_REQUEST 1_
Reproduce everything in the lesson text from "Jesus answered and" down to "be born again.", word for word.
_REQUEST 2_
Quote the layout records from the line containing "data-point: [976, 143, 981, 149]" down to the line containing "data-point: [377, 222, 383, 228]", including both of those lines.

Most religion is in the repair business — it takes the old life and tries to fix it: bad habits filed down, good habits bolted on, the whole thing buffed until it looks presentable to God. The gospel is not in that business. It does not patch the old man; it buries him and raises a new one. Salvation, Scripture insists, is a birth — and a birth puts you into a new family, with a new Head, a new nature, and a new life that was never yours to manufacture. This lesson is about what it means to be in Christ.

Question 01

What must happen for you to enter the kingdom?

Answer

A ruler of the Jews came to Jesus by night — moral, learned, sincere, the very model of a religious man trying hard. And Jesus did not tell him to try harder. He told him he had to start over, from the ground up:

Jesus answered and said unto him, Verily, verily, I say unto thee, Except a man be born again, he cannot see the kingdom of God… Except a man be born of water and of the Spirit, he cannot enter into the kingdom of God. That which is born of the flesh is flesh; and that which is born of the Spirit is spirit. Marvel not that I said unto thee, Ye must be born again.

Layout records:
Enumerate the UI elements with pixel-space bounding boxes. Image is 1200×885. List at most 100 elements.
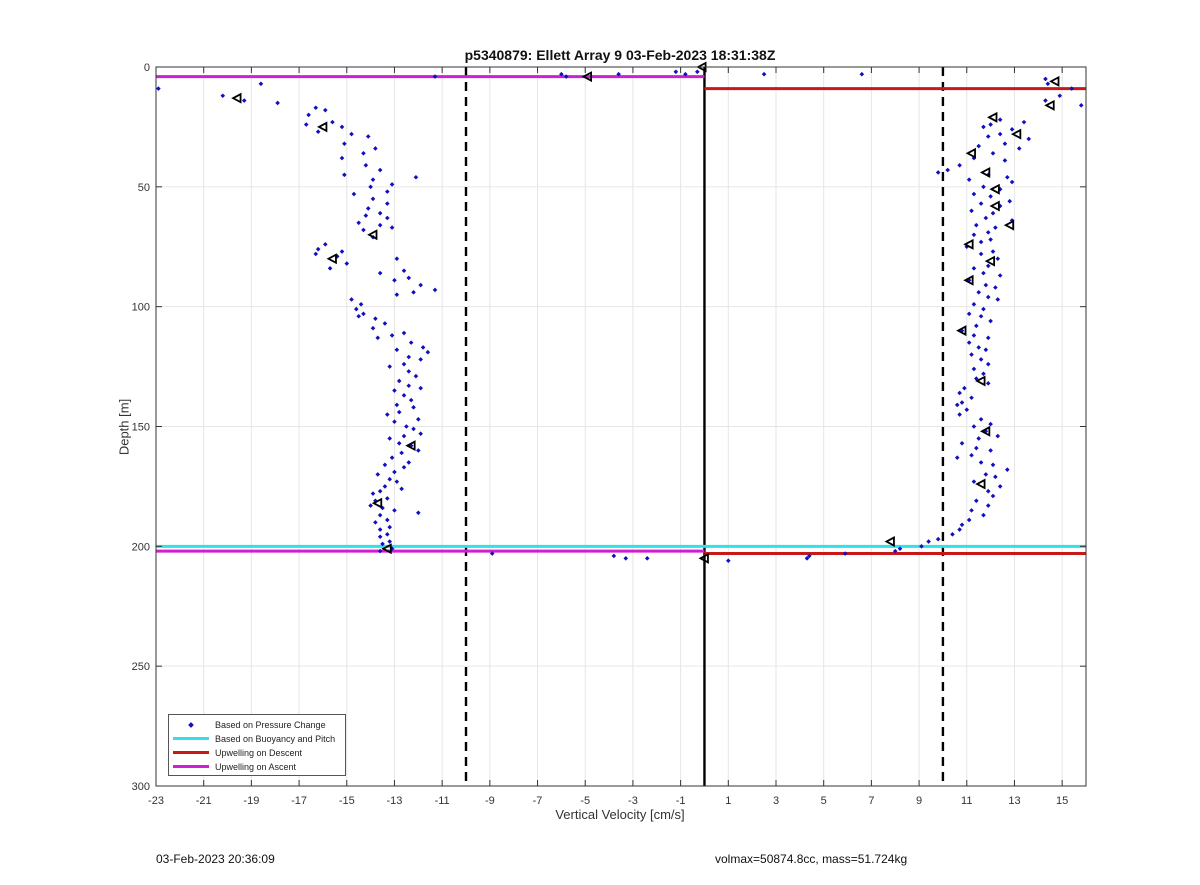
data-point: [976, 143, 981, 149]
data-point: [990, 493, 996, 499]
data-point: [761, 71, 767, 77]
data-point: [976, 289, 981, 295]
x-tick-label: -1: [676, 795, 686, 807]
chart-title: p5340879: Ellett Array 9 03-Feb-2023 18:…: [464, 47, 776, 63]
data-point: [385, 517, 390, 523]
data-point: [377, 222, 383, 228]
data-point: [978, 251, 984, 257]
x-tick-label: -15: [339, 795, 355, 807]
data-point: [413, 174, 419, 180]
x-tick-label: 15: [1056, 795, 1068, 807]
data-point: [993, 474, 998, 480]
data-point: [356, 220, 361, 226]
data-point: [411, 426, 416, 432]
x-tick-label: -11: [435, 795, 450, 807]
data-point: [623, 556, 629, 561]
data-point: [241, 98, 247, 103]
data-point: [611, 553, 617, 559]
data-point: [981, 184, 986, 190]
data-point: [313, 251, 319, 257]
y-tick-label: 250: [132, 661, 150, 673]
data-point: [1005, 174, 1010, 180]
data-point: [990, 150, 996, 156]
data-point: [892, 548, 898, 554]
data-point: [394, 479, 400, 484]
data-point: [673, 69, 679, 75]
data-point: [406, 460, 412, 465]
data-point: [315, 246, 321, 252]
data-point: [420, 345, 426, 350]
data-point: [361, 150, 366, 156]
data-point: [377, 548, 383, 554]
data-point: [971, 232, 977, 238]
legend-label: Based on Buoyancy and Pitch: [215, 734, 336, 744]
data-point: [971, 266, 977, 271]
data-point: [897, 546, 903, 552]
legend-item-pressure-change: Based on Pressure Change: [173, 718, 326, 732]
data-point: [275, 100, 280, 106]
data-point: [997, 203, 1003, 209]
data-point: [389, 225, 395, 230]
data-point: [377, 270, 383, 276]
y-axis-label: Depth [m]: [116, 398, 132, 456]
data-point: [1026, 136, 1032, 142]
axes: [155, 66, 1087, 787]
data-point: [997, 273, 1003, 278]
data-point: [373, 316, 378, 321]
data-point: [389, 333, 395, 338]
data-point: [306, 112, 311, 118]
data-point: [408, 340, 414, 345]
data-point: [392, 388, 397, 393]
data-point: [373, 146, 378, 151]
triangle-marker: [698, 552, 709, 564]
triangle-marker: [581, 71, 593, 83]
data-point: [1009, 179, 1015, 185]
x-tick-label: -13: [387, 795, 403, 807]
data-point: [695, 69, 700, 75]
data-point: [976, 345, 981, 350]
triangle-marker: [989, 200, 1000, 212]
data-point: [971, 479, 977, 484]
data-point: [997, 117, 1003, 123]
data-point: [370, 325, 376, 331]
y-tick-label: 100: [132, 302, 150, 314]
data-point: [985, 230, 991, 235]
data-point: [964, 407, 970, 413]
data-point: [1043, 76, 1048, 82]
data-point: [957, 527, 962, 532]
data-point: [387, 476, 392, 482]
data-point: [985, 335, 991, 341]
data-point: [997, 131, 1003, 137]
data-point: [644, 556, 650, 561]
data-point: [859, 71, 865, 77]
data-point: [349, 131, 354, 137]
data-point: [997, 484, 1003, 489]
x-axis-label: Vertical Velocity [cm/s]: [555, 807, 685, 822]
data-point: [389, 455, 395, 460]
data-point: [616, 71, 621, 77]
data-point: [954, 455, 960, 460]
triangle-marker: [1003, 219, 1015, 231]
data-point: [974, 376, 979, 381]
y-tick-label: 150: [132, 422, 150, 434]
data-point: [683, 71, 688, 77]
triangle-markers: [231, 61, 1060, 564]
data-point: [385, 412, 390, 417]
data-point: [425, 349, 431, 355]
data-point: [323, 242, 328, 247]
y-tick-label: 0: [144, 62, 150, 74]
data-point: [418, 385, 423, 391]
triangle-marker: [381, 543, 392, 555]
data-point: [1016, 146, 1022, 151]
data-point: [330, 119, 335, 125]
data-point: [339, 249, 345, 254]
data-point: [396, 378, 402, 384]
data-point: [978, 239, 984, 245]
data-point: [969, 352, 974, 357]
data-point: [342, 172, 347, 178]
data-point: [993, 285, 998, 290]
data-point: [1045, 81, 1051, 87]
data-point: [361, 311, 366, 317]
data-point: [726, 558, 731, 564]
data-point: [966, 340, 972, 345]
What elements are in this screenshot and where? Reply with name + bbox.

_FULL ANSWER 1_
Jesus answered and said unto him, Verily, verily, I say unto thee, Except a man be born again, he cannot see the kingdom of God… Except a man be born of water and of the Spirit, he cannot enter into the kingdom of God. That which is born of the flesh is flesh; and that which is born of the Spirit is spirit. Marvel not that I said unto thee, Ye must be born again.

_FULL ANSWER 2_
data-point: [976, 143, 981, 149]
data-point: [990, 493, 996, 499]
data-point: [761, 71, 767, 77]
data-point: [976, 289, 981, 295]
x-tick-label: -1: [676, 795, 686, 807]
chart-title: p5340879: Ellett Array 9 03-Feb-2023 18:…: [464, 47, 776, 63]
data-point: [385, 517, 390, 523]
data-point: [377, 222, 383, 228]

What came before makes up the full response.